■ Written instruction:
Collect every line of the records below that contains the word "Read".

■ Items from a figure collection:
***

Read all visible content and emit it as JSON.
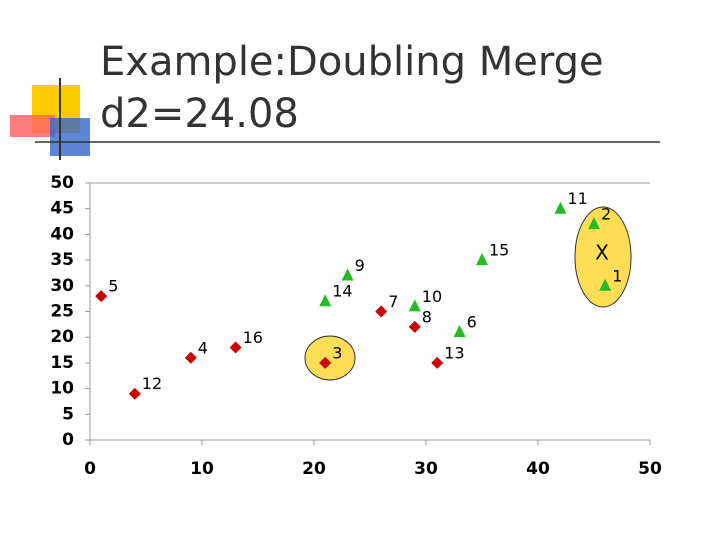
{
  "chart_data": {
    "type": "scatter",
    "title": [
      "Example:Doubling Merge",
      "d2=24.08"
    ],
    "annotation": "X",
    "xlim": [
      0,
      50
    ],
    "xticks": [
      0,
      10,
      20,
      30,
      40,
      50
    ],
    "ylim": [
      0,
      50
    ],
    "yticks": [
      0,
      5,
      10,
      15,
      20,
      25,
      30,
      35,
      40,
      45,
      50
    ],
    "series": [
      {
        "color": "#cc0000",
        "marker": "diamond",
        "labels": [
          "5",
          "12",
          "4",
          "16",
          "3",
          "7",
          "8",
          "13"
        ],
        "x": [
          1,
          4,
          9,
          13,
          21,
          26,
          29,
          31
        ],
        "values": [
          28,
          9,
          16,
          18,
          15,
          25,
          22,
          15
        ]
      },
      {
        "color": "#22bb22",
        "marker": "triangle",
        "labels": [
          "14",
          "9",
          "10",
          "6",
          "15",
          "11",
          "2",
          "1"
        ],
        "x": [
          21,
          23,
          29,
          33,
          35,
          42,
          45,
          46
        ],
        "values": [
          27,
          32,
          26,
          21,
          35,
          45,
          42,
          30
        ]
      }
    ]
  }
}
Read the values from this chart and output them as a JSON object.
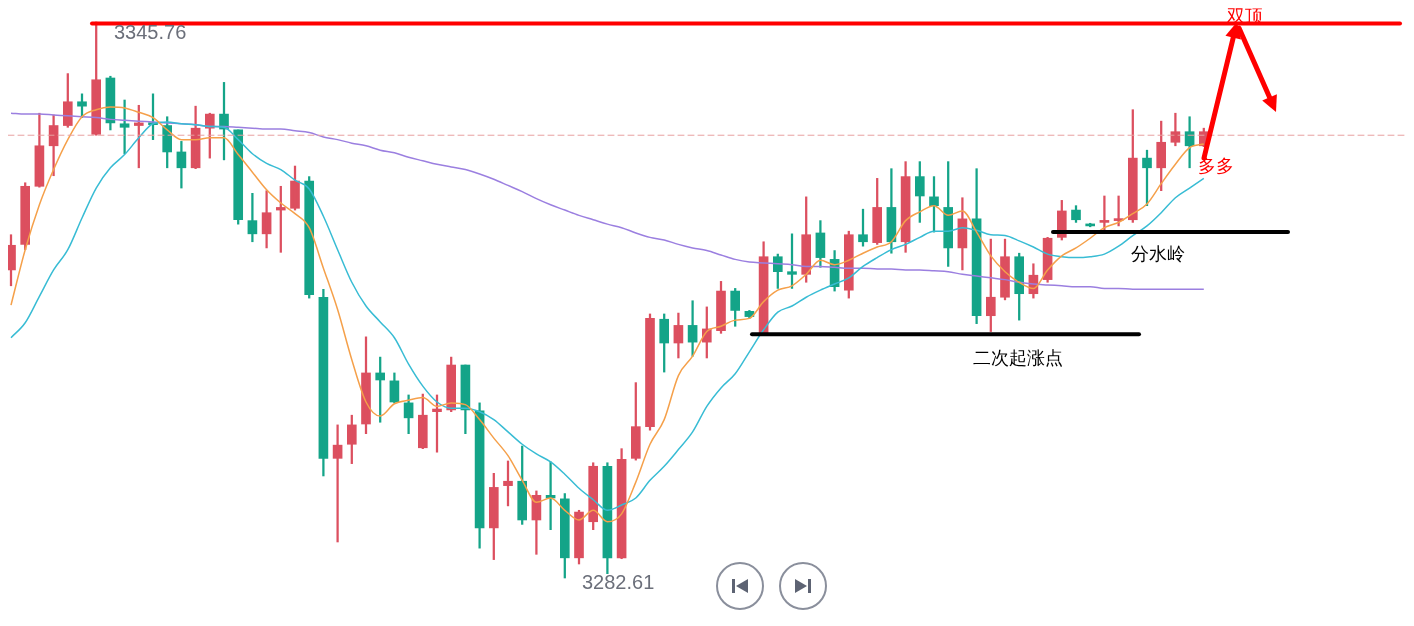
{
  "chart_data": {
    "type": "candlestick",
    "categories": [
      null,
      null,
      null,
      null,
      null,
      null,
      null,
      null,
      null,
      null,
      null,
      null,
      null,
      null,
      null,
      null,
      null,
      null,
      null,
      null,
      null,
      null,
      null,
      null,
      null,
      null,
      null,
      null,
      null,
      null,
      null,
      null,
      null,
      null,
      null,
      null,
      null,
      null,
      null,
      null,
      null,
      null,
      null,
      null,
      null,
      null,
      null,
      null,
      null,
      null,
      null,
      null,
      null,
      null,
      null,
      null,
      null,
      null,
      null,
      null,
      null,
      null,
      null,
      null,
      null,
      null,
      null,
      null,
      null,
      null,
      null,
      null,
      null,
      null,
      null,
      null,
      null,
      null,
      null,
      null,
      null,
      null,
      null,
      null,
      null
    ],
    "ohlc": [
      [
        3317.6,
        3321.6,
        3315.8,
        3320.4
      ],
      [
        3320.5,
        3327.5,
        3319.9,
        3327.1
      ],
      [
        3327.1,
        3335.4,
        3327.0,
        3331.7
      ],
      [
        3331.7,
        3335.2,
        3328.3,
        3334.0
      ],
      [
        3334.0,
        3339.9,
        3333.8,
        3336.7
      ],
      [
        3336.7,
        3337.6,
        3334.9,
        3336.2
      ],
      [
        3333.0,
        3345.76,
        3332.9,
        3339.2
      ],
      [
        3339.4,
        3339.6,
        3333.5,
        3334.3
      ],
      [
        3334.2,
        3336.9,
        3330.8,
        3333.8
      ],
      [
        3334.0,
        3336.3,
        3329.2,
        3334.3
      ],
      [
        3334.3,
        3337.6,
        3332.4,
        3334.1
      ],
      [
        3334.0,
        3335.0,
        3329.2,
        3331.0
      ],
      [
        3331.0,
        3332.2,
        3326.9,
        3329.2
      ],
      [
        3329.2,
        3336.2,
        3329.1,
        3333.7
      ],
      [
        3333.7,
        3335.4,
        3330.3,
        3335.3
      ],
      [
        3335.3,
        3338.9,
        3330.1,
        3333.6
      ],
      [
        3333.5,
        3333.5,
        3322.8,
        3323.3
      ],
      [
        3323.2,
        3326.3,
        3320.8,
        3321.7
      ],
      [
        3321.7,
        3326.6,
        3320.1,
        3324.1
      ],
      [
        3324.4,
        3327.1,
        3319.6,
        3324.7
      ],
      [
        3324.6,
        3329.4,
        3324.4,
        3327.7
      ],
      [
        3327.7,
        3328.2,
        3314.4,
        3314.8
      ],
      [
        3314.5,
        3315.4,
        3294.2,
        3296.2
      ],
      [
        3296.2,
        3300.0,
        3286.7,
        3297.7
      ],
      [
        3297.8,
        3301.1,
        3295.6,
        3300.0
      ],
      [
        3300.1,
        3310.0,
        3299.0,
        3305.9
      ],
      [
        3305.9,
        3307.7,
        3300.3,
        3305.1
      ],
      [
        3305.0,
        3305.9,
        3302.5,
        3302.6
      ],
      [
        3302.5,
        3303.4,
        3299.0,
        3300.8
      ],
      [
        3297.4,
        3303.5,
        3297.3,
        3301.1
      ],
      [
        3301.5,
        3303.4,
        3296.9,
        3301.8
      ],
      [
        3301.7,
        3307.7,
        3301.5,
        3306.8
      ],
      [
        3306.8,
        3306.8,
        3299.0,
        3301.7
      ],
      [
        3301.6,
        3302.5,
        3286.0,
        3288.3
      ],
      [
        3288.3,
        3294.5,
        3284.7,
        3292.9
      ],
      [
        3293.1,
        3295.9,
        3290.8,
        3293.6
      ],
      [
        3293.6,
        3297.6,
        3288.7,
        3289.2
      ],
      [
        3289.2,
        3292.5,
        3285.3,
        3292.0
      ],
      [
        3292.0,
        3295.8,
        3288.1,
        3291.7
      ],
      [
        3291.6,
        3292.2,
        3282.61,
        3284.9
      ],
      [
        3284.9,
        3290.3,
        3284.2,
        3290.1
      ],
      [
        3289.0,
        3295.7,
        3288.1,
        3295.3
      ],
      [
        3295.3,
        3295.7,
        3283.1,
        3284.9
      ],
      [
        3284.9,
        3297.3,
        3284.8,
        3296.1
      ],
      [
        3296.2,
        3304.8,
        3296.0,
        3299.8
      ],
      [
        3299.8,
        3312.6,
        3299.4,
        3312.1
      ],
      [
        3312.0,
        3312.6,
        3306.0,
        3309.3
      ],
      [
        3309.3,
        3312.7,
        3307.6,
        3311.3
      ],
      [
        3311.3,
        3314.1,
        3307.8,
        3309.4
      ],
      [
        3309.4,
        3313.4,
        3307.6,
        3310.9
      ],
      [
        3310.7,
        3316.3,
        3310.4,
        3315.2
      ],
      [
        3315.2,
        3315.5,
        3311.2,
        3313.0
      ],
      [
        3312.9,
        3313.0,
        3312.1,
        3312.3
      ],
      [
        3310.4,
        3320.8,
        3310.3,
        3319.1
      ],
      [
        3319.1,
        3319.4,
        3315.5,
        3317.4
      ],
      [
        3317.4,
        3321.7,
        3315.5,
        3317.1
      ],
      [
        3317.1,
        3325.9,
        3316.2,
        3321.6
      ],
      [
        3321.8,
        3323.2,
        3317.9,
        3319.0
      ],
      [
        3318.8,
        3319.8,
        3315.2,
        3315.7
      ],
      [
        3315.3,
        3322.0,
        3314.4,
        3321.6
      ],
      [
        3321.6,
        3324.5,
        3320.3,
        3320.8
      ],
      [
        3320.7,
        3328.0,
        3320.5,
        3324.7
      ],
      [
        3324.7,
        3329.1,
        3319.5,
        3320.8
      ],
      [
        3320.8,
        3329.9,
        3319.6,
        3328.2
      ],
      [
        3328.2,
        3329.9,
        3323.0,
        3326.0
      ],
      [
        3325.9,
        3328.2,
        3321.9,
        3324.9
      ],
      [
        3324.7,
        3329.9,
        3318.0,
        3320.1
      ],
      [
        3320.1,
        3325.8,
        3317.6,
        3323.4
      ],
      [
        3323.4,
        3329.1,
        3311.5,
        3312.4
      ],
      [
        3312.4,
        3321.1,
        3310.6,
        3314.5
      ],
      [
        3314.5,
        3321.1,
        3314.2,
        3319.1
      ],
      [
        3319.1,
        3319.5,
        3311.9,
        3314.9
      ],
      [
        3314.9,
        3318.3,
        3314.4,
        3317.0
      ],
      [
        3316.5,
        3321.3,
        3316.2,
        3321.2
      ],
      [
        3321.3,
        3325.5,
        3321.0,
        3324.3
      ],
      [
        3324.4,
        3324.9,
        3323.0,
        3323.3
      ],
      [
        3322.8,
        3322.9,
        3322.5,
        3322.6
      ],
      [
        3323.0,
        3326.0,
        3322.1,
        3323.2
      ],
      [
        3323.2,
        3326.0,
        3322.6,
        3323.4
      ],
      [
        3323.3,
        3335.8,
        3323.0,
        3330.3
      ],
      [
        3330.3,
        3331.2,
        3324.9,
        3329.2
      ],
      [
        3329.2,
        3334.5,
        3326.6,
        3332.1
      ],
      [
        3332.1,
        3335.4,
        3331.7,
        3333.3
      ],
      [
        3333.3,
        3335.0,
        3329.2,
        3331.7
      ],
      [
        3331.7,
        3333.7,
        3331.6,
        3333.3
      ]
    ],
    "colors": [
      "#dc4f5f",
      "#dc4f5f",
      "#dc4f5f",
      "#dc4f5f",
      "#dc4f5f",
      "#14a488",
      "#dc4f5f",
      "#14a488",
      "#14a488",
      "#dc4f5f",
      "#14a488",
      "#14a488",
      "#14a488",
      "#dc4f5f",
      "#dc4f5f",
      "#14a488",
      "#14a488",
      "#14a488",
      "#dc4f5f",
      "#dc4f5f",
      "#dc4f5f",
      "#14a488",
      "#14a488",
      "#dc4f5f",
      "#dc4f5f",
      "#dc4f5f",
      "#14a488",
      "#14a488",
      "#14a488",
      "#dc4f5f",
      "#dc4f5f",
      "#dc4f5f",
      "#14a488",
      "#14a488",
      "#dc4f5f",
      "#dc4f5f",
      "#14a488",
      "#dc4f5f",
      "#14a488",
      "#14a488",
      "#dc4f5f",
      "#dc4f5f",
      "#14a488",
      "#dc4f5f",
      "#dc4f5f",
      "#dc4f5f",
      "#14a488",
      "#dc4f5f",
      "#14a488",
      "#dc4f5f",
      "#dc4f5f",
      "#14a488",
      "#14a488",
      "#dc4f5f",
      "#14a488",
      "#14a488",
      "#dc4f5f",
      "#14a488",
      "#14a488",
      "#dc4f5f",
      "#14a488",
      "#dc4f5f",
      "#14a488",
      "#dc4f5f",
      "#14a488",
      "#14a488",
      "#14a488",
      "#dc4f5f",
      "#14a488",
      "#dc4f5f",
      "#dc4f5f",
      "#14a488",
      "#dc4f5f",
      "#dc4f5f",
      "#dc4f5f",
      "#14a488",
      "#14a488",
      "#dc4f5f",
      "#dc4f5f",
      "#dc4f5f",
      "#14a488",
      "#dc4f5f",
      "#dc4f5f",
      "#14a488",
      "#dc4f5f"
    ],
    "series": [
      {
        "type": "line",
        "color": "#f5a04a",
        "values": [
          3313.6,
          3319.9,
          3325.0,
          3329.0,
          3332.4,
          3335.0,
          3335.8,
          3336.1,
          3336.0,
          3335.5,
          3334.9,
          3333.5,
          3332.4,
          3332.4,
          3332.6,
          3332.6,
          3330.7,
          3328.7,
          3326.7,
          3325.2,
          3324.0,
          3322.4,
          3317.8,
          3313.1,
          3307.4,
          3302.6,
          3301.0,
          3302.4,
          3302.8,
          3303.1,
          3302.1,
          3302.5,
          3302.3,
          3300.6,
          3298.5,
          3296.5,
          3293.7,
          3291.2,
          3291.7,
          3290.3,
          3289.2,
          3290.3,
          3289.0,
          3289.9,
          3293.5,
          3297.8,
          3300.6,
          3305.6,
          3307.8,
          3310.6,
          3311.2,
          3311.9,
          3312.1,
          3314.0,
          3315.3,
          3315.8,
          3317.1,
          3318.7,
          3318.2,
          3318.7,
          3319.5,
          3320.2,
          3320.8,
          3323.2,
          3324.2,
          3324.9,
          3323.8,
          3324.3,
          3321.9,
          3319.2,
          3317.4,
          3316.2,
          3315.5,
          3317.6,
          3319.2,
          3320.1,
          3321.2,
          3322.4,
          3323.0,
          3324.0,
          3325.1,
          3327.4,
          3329.6,
          3331.5,
          3331.9
        ]
      },
      {
        "type": "line",
        "color": "#38bcd4",
        "values": [
          3309.9,
          3311.6,
          3314.6,
          3317.6,
          3319.9,
          3323.5,
          3326.9,
          3329.2,
          3330.7,
          3332.6,
          3334.2,
          3334.4,
          3334.2,
          3334.1,
          3333.9,
          3333.8,
          3332.4,
          3330.8,
          3329.7,
          3329.0,
          3327.8,
          3326.8,
          3323.7,
          3319.9,
          3316.2,
          3313.5,
          3311.7,
          3309.9,
          3306.9,
          3304.4,
          3302.6,
          3301.9,
          3301.9,
          3301.5,
          3300.6,
          3299.2,
          3297.8,
          3296.7,
          3295.8,
          3294.4,
          3292.8,
          3291.5,
          3290.3,
          3290.9,
          3291.7,
          3293.7,
          3295.3,
          3297.2,
          3299.2,
          3302.1,
          3304.2,
          3305.8,
          3308.3,
          3310.8,
          3312.8,
          3313.5,
          3314.5,
          3315.3,
          3316.0,
          3316.7,
          3318.0,
          3319.0,
          3319.9,
          3320.5,
          3321.3,
          3322.0,
          3322.0,
          3322.4,
          3322.1,
          3321.6,
          3321.5,
          3320.9,
          3320.2,
          3319.4,
          3319.1,
          3319.0,
          3319.1,
          3319.4,
          3320.3,
          3321.5,
          3322.6,
          3324.1,
          3325.8,
          3326.9,
          3328.0
        ]
      },
      {
        "type": "line",
        "color": "#9b7fe0",
        "values": [
          3335.4,
          3335.3,
          3335.3,
          3335.2,
          3335.1,
          3335.0,
          3334.9,
          3334.7,
          3334.6,
          3334.5,
          3334.4,
          3334.3,
          3334.2,
          3334.1,
          3333.9,
          3333.9,
          3333.8,
          3333.7,
          3333.6,
          3333.6,
          3333.4,
          3333.2,
          3332.7,
          3332.4,
          3332.0,
          3331.7,
          3331.2,
          3330.9,
          3330.4,
          3330.0,
          3329.6,
          3329.3,
          3329.0,
          3328.5,
          3327.9,
          3327.2,
          3326.5,
          3325.7,
          3325.0,
          3324.4,
          3323.8,
          3323.3,
          3322.8,
          3322.4,
          3321.8,
          3321.3,
          3321.0,
          3320.5,
          3320.1,
          3319.8,
          3319.3,
          3318.8,
          3318.5,
          3318.4,
          3318.3,
          3318.2,
          3318.0,
          3318.0,
          3317.9,
          3317.8,
          3317.8,
          3317.7,
          3317.7,
          3317.6,
          3317.6,
          3317.5,
          3317.4,
          3317.1,
          3316.9,
          3316.7,
          3316.5,
          3316.2,
          3316.0,
          3315.9,
          3315.8,
          3315.7,
          3315.7,
          3315.5,
          3315.5,
          3315.4,
          3315.4,
          3315.4,
          3315.4,
          3315.4,
          3315.4
        ]
      }
    ],
    "ref_lines": [
      {
        "axis": "y",
        "value": 3345.6,
        "label": "双顶",
        "color": "#ff0000"
      },
      {
        "axis": "y",
        "value": 3321.9,
        "label": "分水岭",
        "color": "#000000"
      },
      {
        "axis": "y",
        "value": 3310.3,
        "label": "二次起涨点",
        "color": "#000000"
      },
      {
        "axis": "y",
        "value": 3332.9,
        "color": "#e8a0a0",
        "line_style": "dashed"
      }
    ],
    "annotations": [
      "3345.76",
      "3282.61",
      "多多"
    ],
    "legend": false
  }
}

***

■ Result of the task:
Read all visible content and emit it as JSON.
Read the values from this chart and output them as a JSON object.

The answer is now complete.